(Extracted data entries)
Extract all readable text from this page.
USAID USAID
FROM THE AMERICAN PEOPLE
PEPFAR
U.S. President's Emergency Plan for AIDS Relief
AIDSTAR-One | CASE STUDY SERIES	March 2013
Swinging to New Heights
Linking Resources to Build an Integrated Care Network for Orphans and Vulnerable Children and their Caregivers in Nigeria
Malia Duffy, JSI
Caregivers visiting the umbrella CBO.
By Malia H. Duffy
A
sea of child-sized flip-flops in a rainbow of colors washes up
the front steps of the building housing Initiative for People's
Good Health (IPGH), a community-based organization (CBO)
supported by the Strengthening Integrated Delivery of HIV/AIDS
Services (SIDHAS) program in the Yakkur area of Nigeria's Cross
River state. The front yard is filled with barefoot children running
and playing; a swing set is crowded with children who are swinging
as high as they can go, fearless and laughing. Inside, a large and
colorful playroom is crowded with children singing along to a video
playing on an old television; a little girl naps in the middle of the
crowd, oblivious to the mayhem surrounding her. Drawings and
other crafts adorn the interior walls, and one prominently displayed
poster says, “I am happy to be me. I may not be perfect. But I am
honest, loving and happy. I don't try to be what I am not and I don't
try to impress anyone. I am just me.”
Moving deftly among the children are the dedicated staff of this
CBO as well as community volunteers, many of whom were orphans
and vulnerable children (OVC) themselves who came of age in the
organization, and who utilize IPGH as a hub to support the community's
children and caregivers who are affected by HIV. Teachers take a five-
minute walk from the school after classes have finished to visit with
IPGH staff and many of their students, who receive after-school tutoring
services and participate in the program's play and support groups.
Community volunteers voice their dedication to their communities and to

Work required: Return the listing above word for word.

The solution:
Extract all readable text from this page.
USAID USAID
FROM THE AMERICAN PEOPLE
PEPFAR
U.S. President's Emergency Plan for AIDS Relief
AIDSTAR-One | CASE STUDY SERIES	March 2013
Swinging to New Heights
Linking Resources to Build an Integrated Care Network for Orphans and Vulnerable Children and their Caregivers in Nigeria
Malia Duffy, JSI
Caregivers visiting the umbrella CBO.
By Malia H. Duffy
A
sea of child-sized flip-flops in a rainbow of colors washes up
the front steps of the building housing Initiative for People's
Good Health (IPGH), a community-based organization (CBO)
supported by the Strengthening Integrated Delivery of HIV/AIDS
Services (SIDHAS) program in the Yakkur area of Nigeria's Cross
River state. The front yard is filled with barefoot children running
and playing; a swing set is crowded with children who are swinging
as high as they can go, fearless and laughing. Inside, a large and
colorful playroom is crowded with children singing along to a video
playing on an old television; a little girl naps in the middle of the
crowd, oblivious to the mayhem surrounding her. Drawings and
other crafts adorn the interior walls, and one prominently displayed
poster says, “I am happy to be me. I may not be perfect. But I am
honest, loving and happy. I don't try to be what I am not and I don't
try to impress anyone. I am just me.”
Moving deftly among the children are the dedicated staff of this
CBO as well as community volunteers, many of whom were orphans
and vulnerable children (OVC) themselves who came of age in the
organization, and who utilize IPGH as a hub to support the community's
children and caregivers who are affected by HIV. Teachers take a five-
minute walk from the school after classes have finished to visit with
IPGH staff and many of their students, who receive after-school tutoring
services and participate in the program's play and support groups.
Community volunteers voice their dedication to their communities and to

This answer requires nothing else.